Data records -
-- begin --

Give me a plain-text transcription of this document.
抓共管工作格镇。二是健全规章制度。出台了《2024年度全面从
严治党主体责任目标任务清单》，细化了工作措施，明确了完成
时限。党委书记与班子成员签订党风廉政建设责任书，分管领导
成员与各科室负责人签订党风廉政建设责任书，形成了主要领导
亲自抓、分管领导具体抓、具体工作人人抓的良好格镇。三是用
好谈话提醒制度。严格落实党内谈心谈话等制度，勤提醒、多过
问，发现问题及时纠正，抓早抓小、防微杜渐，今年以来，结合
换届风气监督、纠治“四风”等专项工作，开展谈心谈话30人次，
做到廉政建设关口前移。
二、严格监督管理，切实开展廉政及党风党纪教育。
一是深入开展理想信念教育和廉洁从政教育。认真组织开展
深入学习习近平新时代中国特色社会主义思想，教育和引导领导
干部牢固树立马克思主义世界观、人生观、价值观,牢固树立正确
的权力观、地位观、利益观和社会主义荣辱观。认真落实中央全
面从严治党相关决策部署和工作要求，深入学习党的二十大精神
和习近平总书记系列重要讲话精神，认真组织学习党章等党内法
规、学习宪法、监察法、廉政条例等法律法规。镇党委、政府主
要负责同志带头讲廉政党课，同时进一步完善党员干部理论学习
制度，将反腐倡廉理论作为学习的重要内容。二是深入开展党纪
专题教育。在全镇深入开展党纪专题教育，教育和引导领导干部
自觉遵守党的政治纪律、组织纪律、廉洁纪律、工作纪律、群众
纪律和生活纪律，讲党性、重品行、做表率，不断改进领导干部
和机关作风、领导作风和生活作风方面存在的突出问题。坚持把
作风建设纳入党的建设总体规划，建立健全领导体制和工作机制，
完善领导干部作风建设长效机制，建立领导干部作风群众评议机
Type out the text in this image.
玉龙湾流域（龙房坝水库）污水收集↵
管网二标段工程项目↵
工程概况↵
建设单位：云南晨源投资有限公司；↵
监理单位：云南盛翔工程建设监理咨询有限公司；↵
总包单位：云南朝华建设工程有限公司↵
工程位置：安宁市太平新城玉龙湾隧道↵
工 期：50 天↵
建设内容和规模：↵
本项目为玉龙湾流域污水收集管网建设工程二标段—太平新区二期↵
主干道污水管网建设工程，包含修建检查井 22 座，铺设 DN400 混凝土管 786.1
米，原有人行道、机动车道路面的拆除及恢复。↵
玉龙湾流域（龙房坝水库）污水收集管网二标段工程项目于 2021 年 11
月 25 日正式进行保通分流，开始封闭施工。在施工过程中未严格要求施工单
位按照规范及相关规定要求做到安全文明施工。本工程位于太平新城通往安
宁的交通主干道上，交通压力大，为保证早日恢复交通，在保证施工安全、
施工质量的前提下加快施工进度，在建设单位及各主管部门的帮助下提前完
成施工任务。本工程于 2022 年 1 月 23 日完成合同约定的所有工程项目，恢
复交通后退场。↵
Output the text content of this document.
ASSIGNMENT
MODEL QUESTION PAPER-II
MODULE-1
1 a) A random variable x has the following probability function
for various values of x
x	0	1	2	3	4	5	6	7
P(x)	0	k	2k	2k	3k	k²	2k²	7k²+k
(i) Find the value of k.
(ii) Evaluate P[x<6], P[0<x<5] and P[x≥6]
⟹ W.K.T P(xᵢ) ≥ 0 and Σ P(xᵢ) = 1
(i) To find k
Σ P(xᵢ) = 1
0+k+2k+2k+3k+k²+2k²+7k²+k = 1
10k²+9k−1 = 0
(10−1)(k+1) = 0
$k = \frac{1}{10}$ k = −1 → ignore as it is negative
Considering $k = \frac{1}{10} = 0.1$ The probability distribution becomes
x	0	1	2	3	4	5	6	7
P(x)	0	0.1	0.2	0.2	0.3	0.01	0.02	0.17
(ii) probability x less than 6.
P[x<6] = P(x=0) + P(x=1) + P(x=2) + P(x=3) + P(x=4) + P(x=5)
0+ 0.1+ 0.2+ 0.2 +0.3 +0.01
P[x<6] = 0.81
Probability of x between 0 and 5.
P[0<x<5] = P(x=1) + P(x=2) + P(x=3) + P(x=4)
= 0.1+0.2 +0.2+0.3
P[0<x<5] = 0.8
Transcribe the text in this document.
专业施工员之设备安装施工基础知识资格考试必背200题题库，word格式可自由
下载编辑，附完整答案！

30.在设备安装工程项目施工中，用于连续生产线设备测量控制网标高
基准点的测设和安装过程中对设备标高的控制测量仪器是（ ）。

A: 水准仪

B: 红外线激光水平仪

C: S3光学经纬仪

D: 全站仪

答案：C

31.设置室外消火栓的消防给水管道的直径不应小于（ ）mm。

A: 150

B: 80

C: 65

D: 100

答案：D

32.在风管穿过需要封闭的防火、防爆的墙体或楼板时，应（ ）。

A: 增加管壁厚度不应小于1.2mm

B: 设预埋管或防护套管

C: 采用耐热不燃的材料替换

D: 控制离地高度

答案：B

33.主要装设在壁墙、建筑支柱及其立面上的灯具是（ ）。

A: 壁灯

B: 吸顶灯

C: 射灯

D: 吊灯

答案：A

-- end --

Short exercise -
Return the number of lines that include the word "frac", and nothing else.

Completed task -
2